--- Begin DATA SHOWN ---
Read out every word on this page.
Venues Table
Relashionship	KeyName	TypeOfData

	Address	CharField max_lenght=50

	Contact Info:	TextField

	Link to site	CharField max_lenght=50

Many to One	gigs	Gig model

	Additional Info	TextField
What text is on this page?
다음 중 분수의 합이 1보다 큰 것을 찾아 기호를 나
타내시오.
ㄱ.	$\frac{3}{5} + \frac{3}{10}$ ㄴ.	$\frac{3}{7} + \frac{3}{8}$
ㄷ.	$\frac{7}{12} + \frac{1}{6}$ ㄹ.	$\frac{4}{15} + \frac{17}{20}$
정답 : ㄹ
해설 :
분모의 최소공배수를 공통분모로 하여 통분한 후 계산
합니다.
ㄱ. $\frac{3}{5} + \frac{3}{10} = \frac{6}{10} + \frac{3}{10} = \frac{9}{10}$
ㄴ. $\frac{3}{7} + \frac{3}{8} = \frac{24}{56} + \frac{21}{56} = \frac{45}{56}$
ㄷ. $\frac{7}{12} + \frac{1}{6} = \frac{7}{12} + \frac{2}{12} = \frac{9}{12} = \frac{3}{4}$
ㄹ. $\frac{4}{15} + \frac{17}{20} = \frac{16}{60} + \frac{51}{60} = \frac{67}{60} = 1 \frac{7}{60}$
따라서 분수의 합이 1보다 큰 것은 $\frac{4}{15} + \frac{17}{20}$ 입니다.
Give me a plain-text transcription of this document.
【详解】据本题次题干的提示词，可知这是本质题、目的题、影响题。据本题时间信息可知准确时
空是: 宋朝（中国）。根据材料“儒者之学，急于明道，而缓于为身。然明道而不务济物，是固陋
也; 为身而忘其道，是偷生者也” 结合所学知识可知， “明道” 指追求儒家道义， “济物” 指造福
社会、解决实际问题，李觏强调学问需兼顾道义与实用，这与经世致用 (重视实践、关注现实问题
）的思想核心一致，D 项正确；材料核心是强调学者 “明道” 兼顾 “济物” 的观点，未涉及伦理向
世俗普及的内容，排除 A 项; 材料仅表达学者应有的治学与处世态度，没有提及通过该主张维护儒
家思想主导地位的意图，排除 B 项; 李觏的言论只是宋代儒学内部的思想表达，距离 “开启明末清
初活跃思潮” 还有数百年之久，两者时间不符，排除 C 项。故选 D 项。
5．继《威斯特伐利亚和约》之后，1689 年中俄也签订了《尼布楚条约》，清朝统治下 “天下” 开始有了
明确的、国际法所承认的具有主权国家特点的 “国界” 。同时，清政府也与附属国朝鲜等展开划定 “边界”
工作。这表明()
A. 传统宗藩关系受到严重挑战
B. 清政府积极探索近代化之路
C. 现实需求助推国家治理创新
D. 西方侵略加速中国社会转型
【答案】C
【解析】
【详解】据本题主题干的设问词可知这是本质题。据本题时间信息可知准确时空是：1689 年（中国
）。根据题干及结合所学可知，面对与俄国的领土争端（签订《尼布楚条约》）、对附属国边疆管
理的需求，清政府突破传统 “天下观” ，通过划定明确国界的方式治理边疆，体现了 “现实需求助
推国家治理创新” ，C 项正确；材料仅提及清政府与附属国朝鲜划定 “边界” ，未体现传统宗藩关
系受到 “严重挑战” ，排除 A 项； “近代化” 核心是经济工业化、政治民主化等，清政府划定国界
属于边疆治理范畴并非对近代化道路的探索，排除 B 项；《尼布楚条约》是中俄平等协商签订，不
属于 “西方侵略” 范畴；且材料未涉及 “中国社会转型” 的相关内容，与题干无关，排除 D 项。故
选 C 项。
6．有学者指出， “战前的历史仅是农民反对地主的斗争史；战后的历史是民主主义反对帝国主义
--- End DATA SHOWN ---
◆ **CHALLENGE**
Gather every line from the listing above in which the word "CharField" appears.

◆ **EXERCISE ANSWER**
	Address	CharField max_lenght=50
	Link to site	CharField max_lenght=50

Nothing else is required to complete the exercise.